Stored data
--- begin ---

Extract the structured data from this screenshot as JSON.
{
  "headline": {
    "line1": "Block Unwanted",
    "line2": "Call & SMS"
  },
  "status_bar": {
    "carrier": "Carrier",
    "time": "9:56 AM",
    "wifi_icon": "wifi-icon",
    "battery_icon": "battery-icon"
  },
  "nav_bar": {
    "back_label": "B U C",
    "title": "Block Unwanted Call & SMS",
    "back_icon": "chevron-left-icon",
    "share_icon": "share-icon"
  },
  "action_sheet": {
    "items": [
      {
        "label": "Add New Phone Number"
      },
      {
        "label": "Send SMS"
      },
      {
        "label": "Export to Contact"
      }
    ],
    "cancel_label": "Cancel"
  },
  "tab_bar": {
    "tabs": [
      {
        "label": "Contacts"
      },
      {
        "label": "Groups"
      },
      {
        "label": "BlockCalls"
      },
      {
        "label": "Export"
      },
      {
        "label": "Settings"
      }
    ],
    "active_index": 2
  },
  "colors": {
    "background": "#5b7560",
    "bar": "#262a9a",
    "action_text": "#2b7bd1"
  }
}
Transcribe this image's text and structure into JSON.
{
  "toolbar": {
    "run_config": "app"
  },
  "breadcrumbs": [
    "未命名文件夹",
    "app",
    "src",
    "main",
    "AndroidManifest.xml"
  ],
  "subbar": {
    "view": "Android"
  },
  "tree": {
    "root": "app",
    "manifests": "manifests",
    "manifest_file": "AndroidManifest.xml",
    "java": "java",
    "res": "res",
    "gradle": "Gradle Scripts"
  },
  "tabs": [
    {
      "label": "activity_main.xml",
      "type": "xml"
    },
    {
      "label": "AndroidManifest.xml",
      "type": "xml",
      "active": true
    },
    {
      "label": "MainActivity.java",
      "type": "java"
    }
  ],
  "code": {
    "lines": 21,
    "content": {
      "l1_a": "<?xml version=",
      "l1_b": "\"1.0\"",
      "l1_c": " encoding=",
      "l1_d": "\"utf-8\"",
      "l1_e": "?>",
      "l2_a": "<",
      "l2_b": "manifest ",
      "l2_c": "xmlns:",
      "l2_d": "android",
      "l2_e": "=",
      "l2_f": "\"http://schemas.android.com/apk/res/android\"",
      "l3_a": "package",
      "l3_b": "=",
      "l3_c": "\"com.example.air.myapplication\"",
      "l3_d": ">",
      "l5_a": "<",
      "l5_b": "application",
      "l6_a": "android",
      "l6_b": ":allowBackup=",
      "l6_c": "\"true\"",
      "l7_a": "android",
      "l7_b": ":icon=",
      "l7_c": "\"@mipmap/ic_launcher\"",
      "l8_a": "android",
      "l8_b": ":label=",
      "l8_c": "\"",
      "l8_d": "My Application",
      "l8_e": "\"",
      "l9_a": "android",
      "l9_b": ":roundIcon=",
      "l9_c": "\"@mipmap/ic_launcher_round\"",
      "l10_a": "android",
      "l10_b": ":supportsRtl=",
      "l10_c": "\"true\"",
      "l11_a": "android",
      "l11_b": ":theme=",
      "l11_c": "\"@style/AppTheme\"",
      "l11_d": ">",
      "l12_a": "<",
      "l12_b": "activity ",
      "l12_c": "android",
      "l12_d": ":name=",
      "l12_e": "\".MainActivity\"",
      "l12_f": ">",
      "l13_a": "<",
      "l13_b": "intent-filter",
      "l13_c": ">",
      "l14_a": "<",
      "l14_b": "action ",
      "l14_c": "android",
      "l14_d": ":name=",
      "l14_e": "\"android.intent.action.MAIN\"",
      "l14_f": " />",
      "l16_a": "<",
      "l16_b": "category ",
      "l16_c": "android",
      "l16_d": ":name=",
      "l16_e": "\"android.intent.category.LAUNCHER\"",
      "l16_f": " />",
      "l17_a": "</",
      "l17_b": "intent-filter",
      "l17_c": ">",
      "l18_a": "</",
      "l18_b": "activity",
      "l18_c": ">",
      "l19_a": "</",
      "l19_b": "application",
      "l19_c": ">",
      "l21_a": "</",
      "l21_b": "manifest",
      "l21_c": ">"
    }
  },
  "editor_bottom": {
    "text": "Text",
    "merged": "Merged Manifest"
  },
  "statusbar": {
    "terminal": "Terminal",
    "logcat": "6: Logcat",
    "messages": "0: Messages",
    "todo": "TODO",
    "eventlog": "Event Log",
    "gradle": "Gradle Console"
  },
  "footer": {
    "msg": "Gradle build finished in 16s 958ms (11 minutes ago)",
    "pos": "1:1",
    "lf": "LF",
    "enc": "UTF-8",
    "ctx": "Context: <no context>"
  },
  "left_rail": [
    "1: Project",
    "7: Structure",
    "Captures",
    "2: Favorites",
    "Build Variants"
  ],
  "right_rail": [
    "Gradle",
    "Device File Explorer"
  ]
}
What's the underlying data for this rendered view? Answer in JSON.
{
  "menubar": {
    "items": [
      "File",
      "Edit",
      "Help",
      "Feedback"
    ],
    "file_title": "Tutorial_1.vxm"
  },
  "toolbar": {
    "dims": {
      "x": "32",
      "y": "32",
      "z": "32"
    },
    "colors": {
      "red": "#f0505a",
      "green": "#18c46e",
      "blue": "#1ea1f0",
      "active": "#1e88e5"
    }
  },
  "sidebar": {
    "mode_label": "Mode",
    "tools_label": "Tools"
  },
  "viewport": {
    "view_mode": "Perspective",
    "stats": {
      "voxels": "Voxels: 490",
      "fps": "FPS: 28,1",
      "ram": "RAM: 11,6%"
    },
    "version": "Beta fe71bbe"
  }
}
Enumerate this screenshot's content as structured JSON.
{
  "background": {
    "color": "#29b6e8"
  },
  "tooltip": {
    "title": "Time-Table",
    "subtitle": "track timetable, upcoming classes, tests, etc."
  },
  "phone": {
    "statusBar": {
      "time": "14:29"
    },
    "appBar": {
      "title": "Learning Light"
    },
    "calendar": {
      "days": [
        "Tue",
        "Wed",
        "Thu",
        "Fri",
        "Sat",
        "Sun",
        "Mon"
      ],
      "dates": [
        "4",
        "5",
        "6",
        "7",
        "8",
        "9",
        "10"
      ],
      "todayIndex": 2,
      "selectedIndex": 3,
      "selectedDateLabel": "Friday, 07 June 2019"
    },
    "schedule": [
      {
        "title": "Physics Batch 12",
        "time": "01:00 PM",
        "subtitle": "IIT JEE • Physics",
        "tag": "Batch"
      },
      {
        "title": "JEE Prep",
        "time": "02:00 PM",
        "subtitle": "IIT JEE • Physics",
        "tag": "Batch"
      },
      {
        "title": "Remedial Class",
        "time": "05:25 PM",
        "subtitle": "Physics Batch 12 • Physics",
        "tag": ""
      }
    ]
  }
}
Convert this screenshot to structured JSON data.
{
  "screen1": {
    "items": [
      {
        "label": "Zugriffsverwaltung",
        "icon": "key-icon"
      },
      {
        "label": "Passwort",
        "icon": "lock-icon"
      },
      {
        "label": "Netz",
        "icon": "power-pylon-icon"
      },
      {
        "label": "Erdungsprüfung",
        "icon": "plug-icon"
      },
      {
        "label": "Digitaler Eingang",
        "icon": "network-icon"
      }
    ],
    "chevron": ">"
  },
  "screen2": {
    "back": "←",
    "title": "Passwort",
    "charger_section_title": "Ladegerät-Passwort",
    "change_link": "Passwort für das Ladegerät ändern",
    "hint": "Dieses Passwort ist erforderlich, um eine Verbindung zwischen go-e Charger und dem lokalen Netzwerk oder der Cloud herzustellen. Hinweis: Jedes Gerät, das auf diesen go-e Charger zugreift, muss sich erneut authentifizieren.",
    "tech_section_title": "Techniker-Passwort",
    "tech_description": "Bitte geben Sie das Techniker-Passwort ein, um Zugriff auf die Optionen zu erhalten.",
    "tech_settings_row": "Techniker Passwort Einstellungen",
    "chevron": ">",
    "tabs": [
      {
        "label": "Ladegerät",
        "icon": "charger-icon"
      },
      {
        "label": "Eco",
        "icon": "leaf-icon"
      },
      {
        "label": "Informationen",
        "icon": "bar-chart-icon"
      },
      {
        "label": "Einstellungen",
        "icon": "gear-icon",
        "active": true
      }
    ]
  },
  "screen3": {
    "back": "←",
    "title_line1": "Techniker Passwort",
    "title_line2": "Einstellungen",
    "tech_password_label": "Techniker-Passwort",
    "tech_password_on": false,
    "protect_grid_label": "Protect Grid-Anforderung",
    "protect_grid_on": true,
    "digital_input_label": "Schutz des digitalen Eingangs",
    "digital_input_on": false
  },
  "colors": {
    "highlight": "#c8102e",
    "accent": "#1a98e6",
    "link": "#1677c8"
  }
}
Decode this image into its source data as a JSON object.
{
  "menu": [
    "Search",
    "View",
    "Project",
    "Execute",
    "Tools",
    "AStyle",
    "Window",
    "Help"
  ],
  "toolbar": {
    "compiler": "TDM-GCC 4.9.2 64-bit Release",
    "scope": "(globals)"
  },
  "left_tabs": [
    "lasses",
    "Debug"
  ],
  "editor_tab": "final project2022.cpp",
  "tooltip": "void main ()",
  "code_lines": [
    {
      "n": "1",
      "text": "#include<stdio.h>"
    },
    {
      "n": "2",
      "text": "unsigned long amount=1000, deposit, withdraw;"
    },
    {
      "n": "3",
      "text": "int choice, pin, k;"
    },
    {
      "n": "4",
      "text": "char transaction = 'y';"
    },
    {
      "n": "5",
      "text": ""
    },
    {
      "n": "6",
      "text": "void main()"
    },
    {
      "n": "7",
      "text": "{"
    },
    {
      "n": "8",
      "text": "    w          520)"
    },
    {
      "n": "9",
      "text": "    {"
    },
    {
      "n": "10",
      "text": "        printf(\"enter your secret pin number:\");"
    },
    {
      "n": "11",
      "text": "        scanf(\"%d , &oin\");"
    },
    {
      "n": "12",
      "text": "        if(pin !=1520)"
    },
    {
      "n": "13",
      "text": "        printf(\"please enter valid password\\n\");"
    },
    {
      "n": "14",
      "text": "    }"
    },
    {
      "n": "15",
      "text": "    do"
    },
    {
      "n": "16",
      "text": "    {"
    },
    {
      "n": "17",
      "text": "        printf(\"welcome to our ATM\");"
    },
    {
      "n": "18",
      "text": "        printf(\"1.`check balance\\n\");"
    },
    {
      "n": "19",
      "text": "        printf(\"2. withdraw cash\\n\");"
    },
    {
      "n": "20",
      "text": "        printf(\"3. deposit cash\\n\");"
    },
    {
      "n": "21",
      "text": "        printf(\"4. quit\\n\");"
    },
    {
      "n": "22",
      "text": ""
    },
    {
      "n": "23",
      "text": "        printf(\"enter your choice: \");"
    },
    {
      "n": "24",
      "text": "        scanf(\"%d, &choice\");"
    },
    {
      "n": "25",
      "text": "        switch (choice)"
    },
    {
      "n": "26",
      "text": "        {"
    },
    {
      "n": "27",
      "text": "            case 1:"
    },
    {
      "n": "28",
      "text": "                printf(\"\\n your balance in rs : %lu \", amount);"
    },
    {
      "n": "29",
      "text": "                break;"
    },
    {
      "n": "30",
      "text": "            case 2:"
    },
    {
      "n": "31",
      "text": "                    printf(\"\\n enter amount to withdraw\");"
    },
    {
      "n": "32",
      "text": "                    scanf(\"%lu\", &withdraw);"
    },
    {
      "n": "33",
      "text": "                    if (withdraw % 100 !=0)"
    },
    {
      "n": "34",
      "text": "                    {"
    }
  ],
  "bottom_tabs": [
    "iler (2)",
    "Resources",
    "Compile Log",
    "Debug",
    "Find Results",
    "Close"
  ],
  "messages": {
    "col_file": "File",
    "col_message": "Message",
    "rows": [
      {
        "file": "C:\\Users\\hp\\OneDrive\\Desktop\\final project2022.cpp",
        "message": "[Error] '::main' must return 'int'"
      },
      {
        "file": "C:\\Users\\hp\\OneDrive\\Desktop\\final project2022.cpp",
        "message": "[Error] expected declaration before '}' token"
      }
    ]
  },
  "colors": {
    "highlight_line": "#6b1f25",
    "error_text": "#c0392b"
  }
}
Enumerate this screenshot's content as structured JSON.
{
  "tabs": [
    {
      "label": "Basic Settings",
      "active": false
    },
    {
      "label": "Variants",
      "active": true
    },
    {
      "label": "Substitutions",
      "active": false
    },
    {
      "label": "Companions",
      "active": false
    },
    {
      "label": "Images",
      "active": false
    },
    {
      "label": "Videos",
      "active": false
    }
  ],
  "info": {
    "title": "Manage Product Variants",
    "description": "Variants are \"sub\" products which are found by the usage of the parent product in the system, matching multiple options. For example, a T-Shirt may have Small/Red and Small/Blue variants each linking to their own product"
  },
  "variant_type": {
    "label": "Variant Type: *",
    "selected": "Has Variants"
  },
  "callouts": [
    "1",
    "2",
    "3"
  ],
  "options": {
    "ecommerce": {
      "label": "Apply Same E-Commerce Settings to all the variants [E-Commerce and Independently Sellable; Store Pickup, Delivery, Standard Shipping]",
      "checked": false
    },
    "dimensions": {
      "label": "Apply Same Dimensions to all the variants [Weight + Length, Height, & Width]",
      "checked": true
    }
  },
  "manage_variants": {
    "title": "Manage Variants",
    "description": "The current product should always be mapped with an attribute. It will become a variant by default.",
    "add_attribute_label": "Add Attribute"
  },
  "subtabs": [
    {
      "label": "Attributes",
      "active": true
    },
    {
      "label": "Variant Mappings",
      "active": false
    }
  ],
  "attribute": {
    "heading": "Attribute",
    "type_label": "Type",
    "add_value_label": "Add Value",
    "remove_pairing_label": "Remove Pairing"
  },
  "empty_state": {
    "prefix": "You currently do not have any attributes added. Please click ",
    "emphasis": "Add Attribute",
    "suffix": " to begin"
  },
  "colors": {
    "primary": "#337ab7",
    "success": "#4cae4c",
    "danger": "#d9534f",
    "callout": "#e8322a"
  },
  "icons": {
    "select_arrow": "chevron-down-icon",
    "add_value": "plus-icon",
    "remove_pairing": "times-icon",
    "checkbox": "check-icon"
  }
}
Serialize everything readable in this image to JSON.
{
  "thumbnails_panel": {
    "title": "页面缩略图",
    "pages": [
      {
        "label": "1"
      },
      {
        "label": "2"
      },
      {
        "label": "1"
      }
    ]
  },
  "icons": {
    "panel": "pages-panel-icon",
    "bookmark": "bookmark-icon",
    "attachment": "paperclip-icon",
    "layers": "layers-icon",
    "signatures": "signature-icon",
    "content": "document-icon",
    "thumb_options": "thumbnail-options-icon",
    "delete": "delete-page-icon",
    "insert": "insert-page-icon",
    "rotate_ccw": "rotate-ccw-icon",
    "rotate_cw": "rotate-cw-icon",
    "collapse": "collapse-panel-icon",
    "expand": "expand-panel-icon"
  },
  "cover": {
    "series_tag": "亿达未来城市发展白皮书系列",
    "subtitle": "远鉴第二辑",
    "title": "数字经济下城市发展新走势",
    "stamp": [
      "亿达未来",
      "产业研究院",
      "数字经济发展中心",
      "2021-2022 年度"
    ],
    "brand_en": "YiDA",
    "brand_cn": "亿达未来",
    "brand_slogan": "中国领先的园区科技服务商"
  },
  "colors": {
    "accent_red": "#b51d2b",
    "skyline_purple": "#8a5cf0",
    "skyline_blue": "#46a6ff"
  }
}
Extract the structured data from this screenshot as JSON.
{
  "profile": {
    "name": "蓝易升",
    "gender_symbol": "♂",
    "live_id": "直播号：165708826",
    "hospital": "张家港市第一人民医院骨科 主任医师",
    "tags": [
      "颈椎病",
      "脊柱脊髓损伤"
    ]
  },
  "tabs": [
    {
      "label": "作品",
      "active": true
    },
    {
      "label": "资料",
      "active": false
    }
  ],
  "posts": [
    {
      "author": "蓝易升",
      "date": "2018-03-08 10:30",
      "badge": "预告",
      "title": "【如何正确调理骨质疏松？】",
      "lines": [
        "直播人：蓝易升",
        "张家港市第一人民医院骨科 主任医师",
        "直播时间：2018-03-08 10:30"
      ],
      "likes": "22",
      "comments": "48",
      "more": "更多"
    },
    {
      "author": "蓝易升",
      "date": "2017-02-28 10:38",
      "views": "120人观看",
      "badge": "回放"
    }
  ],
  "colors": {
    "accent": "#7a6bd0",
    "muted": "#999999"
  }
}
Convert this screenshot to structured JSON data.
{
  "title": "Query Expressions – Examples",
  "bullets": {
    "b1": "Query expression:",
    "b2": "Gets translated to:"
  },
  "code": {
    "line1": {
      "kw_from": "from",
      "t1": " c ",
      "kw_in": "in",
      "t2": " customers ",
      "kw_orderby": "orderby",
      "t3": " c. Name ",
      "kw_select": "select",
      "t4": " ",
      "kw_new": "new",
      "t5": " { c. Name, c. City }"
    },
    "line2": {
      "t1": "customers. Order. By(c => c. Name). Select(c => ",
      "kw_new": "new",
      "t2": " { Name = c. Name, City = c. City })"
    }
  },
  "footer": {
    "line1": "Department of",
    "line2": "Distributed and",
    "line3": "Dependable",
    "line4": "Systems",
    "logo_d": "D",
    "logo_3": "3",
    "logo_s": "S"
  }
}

--- end ---

* YOUR TASK *
Among the lines of the data, identify those with the word "have". Copy each of them.

* COMPLETE ANSWER *
    "description": "Variants are \"sub\" products which are found by the usage of the parent product in the system, matching multiple options. For example, a T-Shirt may have Small/Red and Small/Blue variants each linking to their own product"
    "prefix": "You currently do not have any attributes added. Please click ",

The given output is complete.